■ **Aim of the exercise**: Filter the listing below, copying every line in which the word "JSON" appears.

■ **Recorded information**:

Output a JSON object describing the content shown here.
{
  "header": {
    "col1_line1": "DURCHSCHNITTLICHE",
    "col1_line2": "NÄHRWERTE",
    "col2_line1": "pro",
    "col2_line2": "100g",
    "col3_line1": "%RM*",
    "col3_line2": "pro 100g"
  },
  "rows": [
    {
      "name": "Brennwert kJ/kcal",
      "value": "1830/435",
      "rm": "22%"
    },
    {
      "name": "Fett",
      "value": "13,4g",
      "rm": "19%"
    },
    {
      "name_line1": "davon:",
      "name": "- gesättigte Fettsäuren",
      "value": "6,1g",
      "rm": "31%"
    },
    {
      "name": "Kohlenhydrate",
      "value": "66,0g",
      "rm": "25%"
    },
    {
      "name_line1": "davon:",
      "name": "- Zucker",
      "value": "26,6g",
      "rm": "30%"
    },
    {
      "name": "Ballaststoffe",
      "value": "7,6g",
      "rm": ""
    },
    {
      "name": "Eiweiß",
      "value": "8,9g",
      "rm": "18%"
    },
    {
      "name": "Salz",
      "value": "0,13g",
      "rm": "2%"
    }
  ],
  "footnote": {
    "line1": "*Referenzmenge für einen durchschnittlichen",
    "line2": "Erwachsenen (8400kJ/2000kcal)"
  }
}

---

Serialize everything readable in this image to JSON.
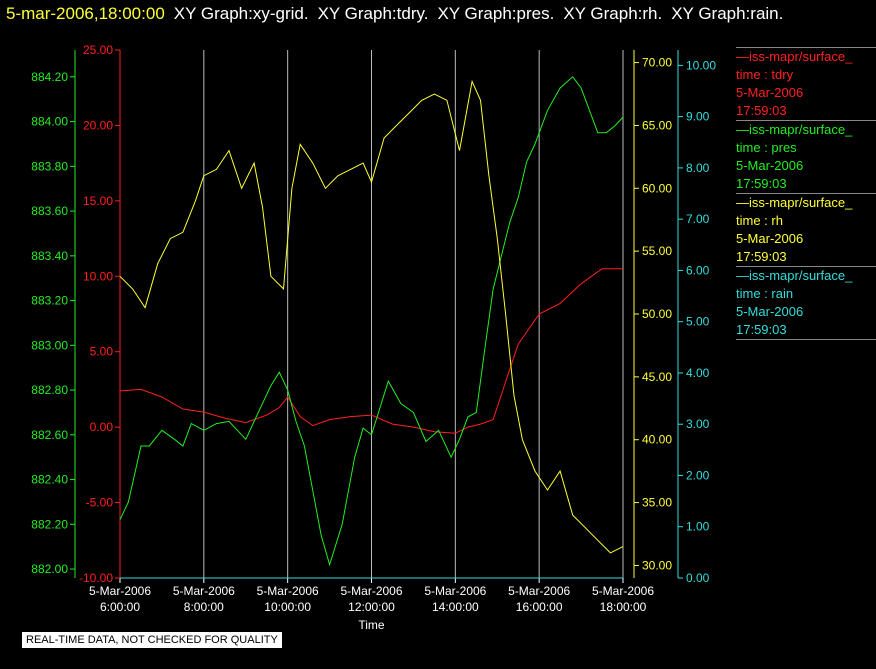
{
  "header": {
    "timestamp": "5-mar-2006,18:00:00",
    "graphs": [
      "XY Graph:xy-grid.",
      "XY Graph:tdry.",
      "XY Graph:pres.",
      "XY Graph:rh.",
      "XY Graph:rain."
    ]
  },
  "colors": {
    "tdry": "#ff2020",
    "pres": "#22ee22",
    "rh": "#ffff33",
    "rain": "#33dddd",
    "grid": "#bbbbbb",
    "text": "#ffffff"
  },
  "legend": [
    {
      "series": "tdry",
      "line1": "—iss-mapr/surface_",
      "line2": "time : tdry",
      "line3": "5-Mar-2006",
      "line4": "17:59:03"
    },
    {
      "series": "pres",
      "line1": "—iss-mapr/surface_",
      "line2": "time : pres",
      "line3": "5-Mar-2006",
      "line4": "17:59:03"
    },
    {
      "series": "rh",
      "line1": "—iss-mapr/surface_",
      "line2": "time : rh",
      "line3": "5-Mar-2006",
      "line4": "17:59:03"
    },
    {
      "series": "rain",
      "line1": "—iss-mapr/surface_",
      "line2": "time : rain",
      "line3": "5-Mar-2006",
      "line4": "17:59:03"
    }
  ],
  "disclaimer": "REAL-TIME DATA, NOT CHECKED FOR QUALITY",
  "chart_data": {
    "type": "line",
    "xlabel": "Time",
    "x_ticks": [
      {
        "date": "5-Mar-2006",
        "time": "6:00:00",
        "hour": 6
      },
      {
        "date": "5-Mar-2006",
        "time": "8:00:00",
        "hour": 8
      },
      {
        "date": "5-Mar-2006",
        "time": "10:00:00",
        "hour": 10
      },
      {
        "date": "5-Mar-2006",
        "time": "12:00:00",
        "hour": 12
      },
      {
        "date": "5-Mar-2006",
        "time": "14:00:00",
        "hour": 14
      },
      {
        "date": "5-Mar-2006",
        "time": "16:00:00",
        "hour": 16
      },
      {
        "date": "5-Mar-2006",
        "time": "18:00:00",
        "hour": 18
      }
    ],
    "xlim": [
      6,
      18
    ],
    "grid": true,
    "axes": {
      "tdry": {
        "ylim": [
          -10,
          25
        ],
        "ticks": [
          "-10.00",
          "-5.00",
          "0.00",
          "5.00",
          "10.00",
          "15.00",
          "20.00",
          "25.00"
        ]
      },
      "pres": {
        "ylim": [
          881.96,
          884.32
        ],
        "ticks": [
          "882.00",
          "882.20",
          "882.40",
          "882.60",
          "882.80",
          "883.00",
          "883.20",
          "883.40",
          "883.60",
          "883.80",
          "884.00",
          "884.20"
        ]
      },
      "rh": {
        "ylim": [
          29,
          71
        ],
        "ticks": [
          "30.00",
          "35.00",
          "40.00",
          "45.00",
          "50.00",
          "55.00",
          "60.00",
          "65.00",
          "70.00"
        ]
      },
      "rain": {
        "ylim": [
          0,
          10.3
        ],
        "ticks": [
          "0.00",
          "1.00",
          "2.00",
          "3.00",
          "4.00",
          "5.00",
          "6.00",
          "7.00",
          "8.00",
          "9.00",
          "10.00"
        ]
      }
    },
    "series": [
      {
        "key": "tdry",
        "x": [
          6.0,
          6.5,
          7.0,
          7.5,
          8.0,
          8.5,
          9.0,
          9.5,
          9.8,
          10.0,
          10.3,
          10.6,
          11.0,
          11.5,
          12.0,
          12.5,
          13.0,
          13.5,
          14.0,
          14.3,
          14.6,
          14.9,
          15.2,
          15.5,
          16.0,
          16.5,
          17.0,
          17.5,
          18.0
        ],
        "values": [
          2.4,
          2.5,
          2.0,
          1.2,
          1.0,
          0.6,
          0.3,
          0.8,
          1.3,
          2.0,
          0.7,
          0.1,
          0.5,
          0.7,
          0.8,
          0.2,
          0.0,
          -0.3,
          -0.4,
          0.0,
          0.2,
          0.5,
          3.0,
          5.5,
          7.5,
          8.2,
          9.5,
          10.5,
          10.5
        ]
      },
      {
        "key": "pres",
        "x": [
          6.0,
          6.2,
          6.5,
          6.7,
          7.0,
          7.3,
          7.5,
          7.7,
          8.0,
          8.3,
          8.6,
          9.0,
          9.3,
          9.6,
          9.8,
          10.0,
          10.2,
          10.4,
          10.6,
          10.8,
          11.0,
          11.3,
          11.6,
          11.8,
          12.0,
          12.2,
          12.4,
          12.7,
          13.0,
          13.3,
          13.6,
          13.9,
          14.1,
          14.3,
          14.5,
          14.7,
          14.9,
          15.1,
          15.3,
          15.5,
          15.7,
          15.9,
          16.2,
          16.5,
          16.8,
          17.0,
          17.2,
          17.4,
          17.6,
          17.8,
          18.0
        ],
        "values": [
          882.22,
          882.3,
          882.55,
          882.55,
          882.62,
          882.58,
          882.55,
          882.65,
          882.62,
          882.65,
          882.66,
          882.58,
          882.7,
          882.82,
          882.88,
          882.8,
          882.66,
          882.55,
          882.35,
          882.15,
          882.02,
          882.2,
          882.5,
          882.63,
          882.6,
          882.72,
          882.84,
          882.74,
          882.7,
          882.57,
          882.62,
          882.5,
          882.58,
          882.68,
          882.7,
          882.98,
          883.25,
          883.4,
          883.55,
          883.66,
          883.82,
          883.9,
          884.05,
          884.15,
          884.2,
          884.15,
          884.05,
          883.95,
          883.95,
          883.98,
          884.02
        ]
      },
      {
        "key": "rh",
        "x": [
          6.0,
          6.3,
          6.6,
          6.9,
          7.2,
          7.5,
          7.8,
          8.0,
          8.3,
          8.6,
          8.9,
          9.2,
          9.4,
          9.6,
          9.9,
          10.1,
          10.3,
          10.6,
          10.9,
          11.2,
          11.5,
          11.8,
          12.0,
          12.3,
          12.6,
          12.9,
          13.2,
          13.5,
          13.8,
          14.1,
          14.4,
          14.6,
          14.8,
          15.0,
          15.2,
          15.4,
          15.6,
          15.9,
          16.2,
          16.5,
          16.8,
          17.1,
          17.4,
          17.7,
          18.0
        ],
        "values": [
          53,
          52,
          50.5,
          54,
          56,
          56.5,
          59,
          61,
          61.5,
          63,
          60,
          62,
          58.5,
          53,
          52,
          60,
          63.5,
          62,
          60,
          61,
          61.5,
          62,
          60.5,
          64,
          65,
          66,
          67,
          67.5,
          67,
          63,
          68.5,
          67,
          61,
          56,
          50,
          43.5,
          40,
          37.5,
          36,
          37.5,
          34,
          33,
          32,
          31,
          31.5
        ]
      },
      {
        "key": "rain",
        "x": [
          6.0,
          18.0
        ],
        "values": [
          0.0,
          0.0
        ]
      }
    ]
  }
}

==

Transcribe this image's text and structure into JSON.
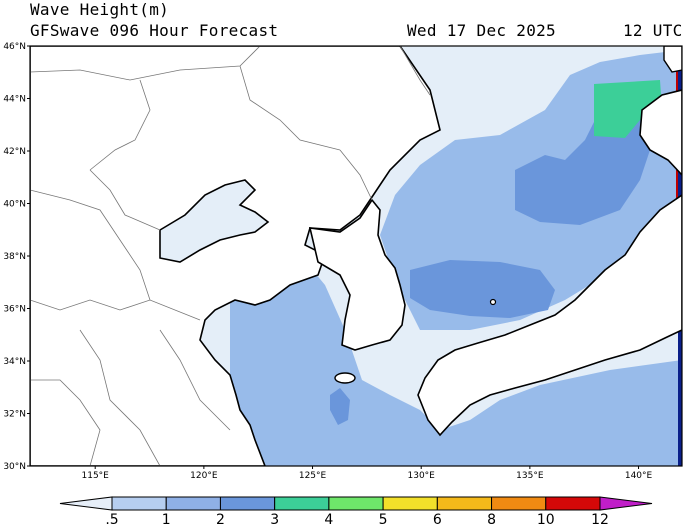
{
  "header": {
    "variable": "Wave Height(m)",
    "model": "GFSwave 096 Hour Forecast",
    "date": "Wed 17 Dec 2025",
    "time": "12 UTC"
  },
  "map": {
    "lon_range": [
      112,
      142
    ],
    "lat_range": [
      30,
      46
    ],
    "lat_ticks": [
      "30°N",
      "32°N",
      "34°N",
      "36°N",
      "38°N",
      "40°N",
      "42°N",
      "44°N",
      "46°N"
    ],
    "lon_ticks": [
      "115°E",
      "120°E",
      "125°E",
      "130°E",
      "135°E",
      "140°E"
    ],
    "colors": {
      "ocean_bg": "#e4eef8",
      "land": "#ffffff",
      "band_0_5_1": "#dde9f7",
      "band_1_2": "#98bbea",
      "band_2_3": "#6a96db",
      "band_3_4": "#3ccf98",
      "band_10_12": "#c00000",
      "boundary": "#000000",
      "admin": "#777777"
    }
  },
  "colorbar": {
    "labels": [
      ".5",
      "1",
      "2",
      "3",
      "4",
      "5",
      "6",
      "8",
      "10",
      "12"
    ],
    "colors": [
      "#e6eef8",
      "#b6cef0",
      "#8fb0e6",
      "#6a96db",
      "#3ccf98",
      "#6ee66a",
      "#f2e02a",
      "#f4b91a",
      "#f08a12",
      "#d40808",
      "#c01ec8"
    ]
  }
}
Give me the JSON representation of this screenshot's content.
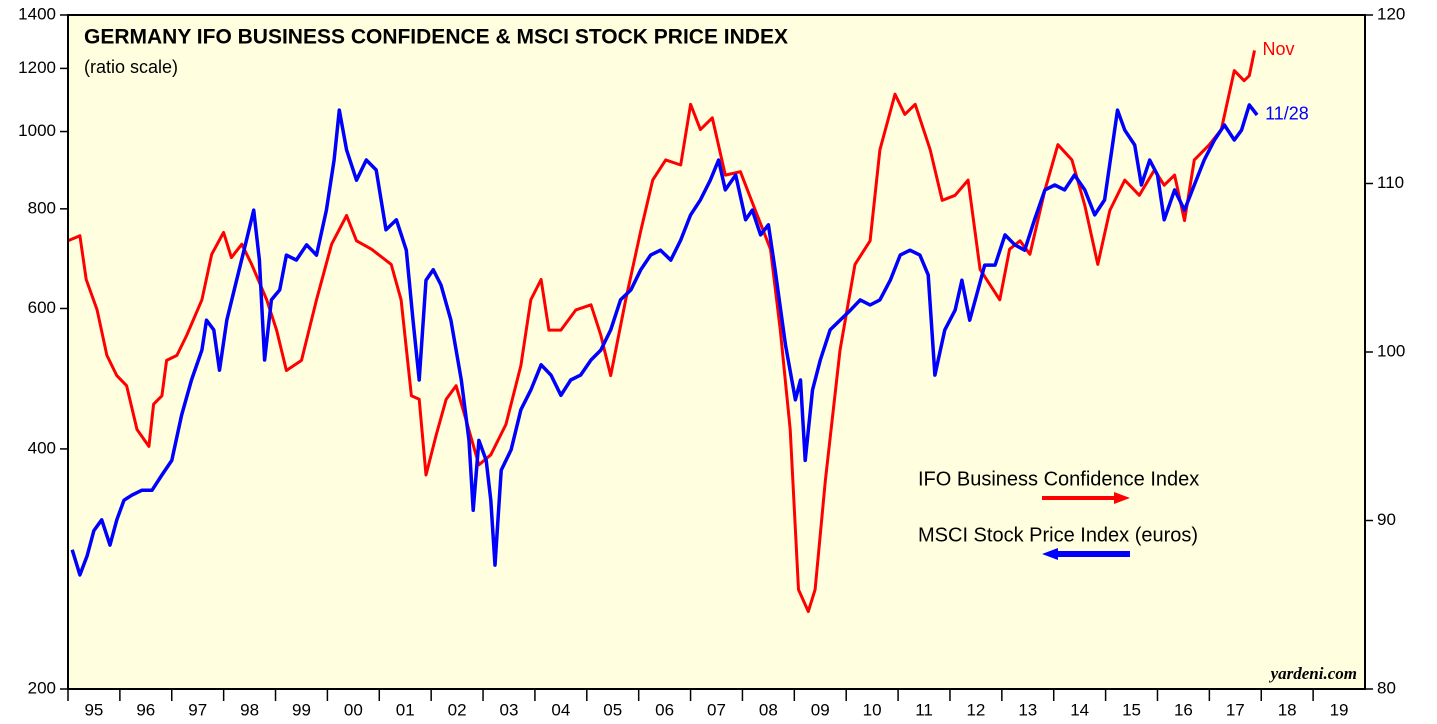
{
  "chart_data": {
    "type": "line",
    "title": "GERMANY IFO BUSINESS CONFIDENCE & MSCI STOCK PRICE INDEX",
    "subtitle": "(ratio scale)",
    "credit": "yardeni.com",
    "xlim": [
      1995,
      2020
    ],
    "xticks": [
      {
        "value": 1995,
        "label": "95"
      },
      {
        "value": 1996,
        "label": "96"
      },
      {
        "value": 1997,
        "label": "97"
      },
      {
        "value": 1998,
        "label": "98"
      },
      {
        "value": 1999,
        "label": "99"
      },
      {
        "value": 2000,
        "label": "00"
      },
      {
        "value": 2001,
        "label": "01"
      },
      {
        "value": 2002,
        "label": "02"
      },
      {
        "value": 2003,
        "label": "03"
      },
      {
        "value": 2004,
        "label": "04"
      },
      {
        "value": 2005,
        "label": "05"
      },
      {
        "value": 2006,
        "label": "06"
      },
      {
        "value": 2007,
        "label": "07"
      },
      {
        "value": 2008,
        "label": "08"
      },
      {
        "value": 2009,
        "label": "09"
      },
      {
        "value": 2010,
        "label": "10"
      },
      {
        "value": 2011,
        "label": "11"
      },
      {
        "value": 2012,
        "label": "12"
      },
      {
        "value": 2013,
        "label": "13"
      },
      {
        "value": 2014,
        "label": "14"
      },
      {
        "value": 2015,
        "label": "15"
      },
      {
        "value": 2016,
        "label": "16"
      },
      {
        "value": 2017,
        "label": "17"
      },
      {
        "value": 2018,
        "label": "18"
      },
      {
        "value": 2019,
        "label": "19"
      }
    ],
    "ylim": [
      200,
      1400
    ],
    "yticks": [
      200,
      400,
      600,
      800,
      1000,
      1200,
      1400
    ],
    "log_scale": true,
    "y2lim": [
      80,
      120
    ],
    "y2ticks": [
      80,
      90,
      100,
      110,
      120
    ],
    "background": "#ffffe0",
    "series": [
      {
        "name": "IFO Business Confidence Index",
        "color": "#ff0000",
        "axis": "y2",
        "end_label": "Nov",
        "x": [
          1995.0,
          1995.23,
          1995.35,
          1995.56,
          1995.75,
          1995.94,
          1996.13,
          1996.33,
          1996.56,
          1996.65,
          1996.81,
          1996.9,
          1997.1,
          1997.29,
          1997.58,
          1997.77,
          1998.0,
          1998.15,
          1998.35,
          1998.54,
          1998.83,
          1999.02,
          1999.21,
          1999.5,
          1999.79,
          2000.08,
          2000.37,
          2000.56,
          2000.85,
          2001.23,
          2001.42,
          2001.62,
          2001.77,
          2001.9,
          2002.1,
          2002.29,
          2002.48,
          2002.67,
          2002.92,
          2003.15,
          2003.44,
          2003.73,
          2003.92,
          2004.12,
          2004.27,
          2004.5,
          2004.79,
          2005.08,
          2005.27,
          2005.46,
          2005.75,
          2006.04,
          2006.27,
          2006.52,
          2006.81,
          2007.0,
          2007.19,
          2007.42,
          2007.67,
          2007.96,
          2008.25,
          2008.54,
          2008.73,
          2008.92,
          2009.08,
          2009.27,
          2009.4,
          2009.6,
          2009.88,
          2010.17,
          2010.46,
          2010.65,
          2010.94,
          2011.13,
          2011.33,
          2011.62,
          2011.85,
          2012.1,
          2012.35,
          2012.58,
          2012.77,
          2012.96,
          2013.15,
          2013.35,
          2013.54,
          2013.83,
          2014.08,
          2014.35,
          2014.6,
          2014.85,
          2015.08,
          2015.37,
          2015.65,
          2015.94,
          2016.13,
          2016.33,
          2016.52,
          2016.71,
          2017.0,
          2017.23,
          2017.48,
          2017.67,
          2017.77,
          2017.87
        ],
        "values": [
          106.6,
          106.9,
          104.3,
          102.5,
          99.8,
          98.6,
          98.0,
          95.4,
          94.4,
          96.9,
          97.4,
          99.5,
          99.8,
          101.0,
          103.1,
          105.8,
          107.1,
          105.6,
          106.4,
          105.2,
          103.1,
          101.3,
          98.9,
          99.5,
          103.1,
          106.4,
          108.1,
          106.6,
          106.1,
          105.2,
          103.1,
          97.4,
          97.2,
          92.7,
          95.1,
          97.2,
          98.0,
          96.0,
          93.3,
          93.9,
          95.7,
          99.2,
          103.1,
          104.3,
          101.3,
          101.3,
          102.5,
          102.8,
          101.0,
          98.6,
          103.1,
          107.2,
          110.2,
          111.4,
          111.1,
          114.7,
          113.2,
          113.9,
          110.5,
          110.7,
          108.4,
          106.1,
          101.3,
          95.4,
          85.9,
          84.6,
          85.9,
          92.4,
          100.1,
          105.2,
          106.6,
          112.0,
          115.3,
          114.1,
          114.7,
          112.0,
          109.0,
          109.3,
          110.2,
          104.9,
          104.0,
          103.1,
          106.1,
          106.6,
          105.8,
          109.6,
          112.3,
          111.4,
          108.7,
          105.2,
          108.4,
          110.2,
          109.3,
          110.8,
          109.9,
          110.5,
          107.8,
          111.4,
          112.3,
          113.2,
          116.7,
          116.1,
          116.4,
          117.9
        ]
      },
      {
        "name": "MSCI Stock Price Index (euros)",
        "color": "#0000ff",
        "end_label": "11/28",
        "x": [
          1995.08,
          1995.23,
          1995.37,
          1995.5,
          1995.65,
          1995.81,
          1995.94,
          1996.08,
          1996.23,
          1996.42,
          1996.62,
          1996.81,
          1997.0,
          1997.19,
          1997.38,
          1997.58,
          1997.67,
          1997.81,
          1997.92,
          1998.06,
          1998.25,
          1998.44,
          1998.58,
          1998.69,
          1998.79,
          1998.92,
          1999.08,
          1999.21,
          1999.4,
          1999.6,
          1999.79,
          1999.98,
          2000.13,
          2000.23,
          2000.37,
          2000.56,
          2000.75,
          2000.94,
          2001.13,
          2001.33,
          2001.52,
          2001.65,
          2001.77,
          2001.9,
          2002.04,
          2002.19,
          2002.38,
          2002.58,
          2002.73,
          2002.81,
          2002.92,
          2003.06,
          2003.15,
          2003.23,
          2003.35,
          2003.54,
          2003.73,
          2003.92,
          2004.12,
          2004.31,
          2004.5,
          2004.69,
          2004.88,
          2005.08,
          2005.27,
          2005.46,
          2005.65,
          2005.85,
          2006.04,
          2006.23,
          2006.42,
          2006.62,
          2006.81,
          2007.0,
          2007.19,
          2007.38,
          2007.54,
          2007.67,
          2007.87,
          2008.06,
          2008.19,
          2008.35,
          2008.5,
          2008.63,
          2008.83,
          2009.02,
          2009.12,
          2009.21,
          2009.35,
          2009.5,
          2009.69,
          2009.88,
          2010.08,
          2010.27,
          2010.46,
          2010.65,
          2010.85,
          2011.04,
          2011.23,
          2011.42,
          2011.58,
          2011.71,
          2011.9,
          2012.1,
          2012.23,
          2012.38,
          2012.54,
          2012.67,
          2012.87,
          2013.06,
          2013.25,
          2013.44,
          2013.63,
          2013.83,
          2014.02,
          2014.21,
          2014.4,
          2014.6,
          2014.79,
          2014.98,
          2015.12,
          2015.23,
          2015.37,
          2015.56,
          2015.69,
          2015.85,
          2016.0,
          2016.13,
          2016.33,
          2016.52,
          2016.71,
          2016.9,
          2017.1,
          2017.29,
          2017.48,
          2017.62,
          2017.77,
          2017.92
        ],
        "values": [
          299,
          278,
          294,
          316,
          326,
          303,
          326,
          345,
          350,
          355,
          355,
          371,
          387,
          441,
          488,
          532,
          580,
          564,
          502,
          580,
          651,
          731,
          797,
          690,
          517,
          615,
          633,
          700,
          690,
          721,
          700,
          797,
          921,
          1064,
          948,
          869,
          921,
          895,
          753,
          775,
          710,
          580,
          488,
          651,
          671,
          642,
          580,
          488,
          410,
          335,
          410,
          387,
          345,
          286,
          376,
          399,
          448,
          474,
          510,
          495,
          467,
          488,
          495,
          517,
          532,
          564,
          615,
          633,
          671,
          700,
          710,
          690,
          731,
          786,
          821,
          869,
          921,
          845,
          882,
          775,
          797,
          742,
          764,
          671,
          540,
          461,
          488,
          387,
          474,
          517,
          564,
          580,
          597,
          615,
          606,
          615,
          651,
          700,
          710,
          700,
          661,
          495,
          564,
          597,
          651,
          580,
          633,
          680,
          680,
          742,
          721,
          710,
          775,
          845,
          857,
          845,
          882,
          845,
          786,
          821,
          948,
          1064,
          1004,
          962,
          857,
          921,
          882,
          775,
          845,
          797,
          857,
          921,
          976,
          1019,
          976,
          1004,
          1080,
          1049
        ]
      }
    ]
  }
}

■ **Correct result**:
Output a JSON object describing the content shown here.
Serialize everything readable in this image to JSON.
Transcribe this image's text and structure into JSON.
Give me the JSON representation of this screenshot's content.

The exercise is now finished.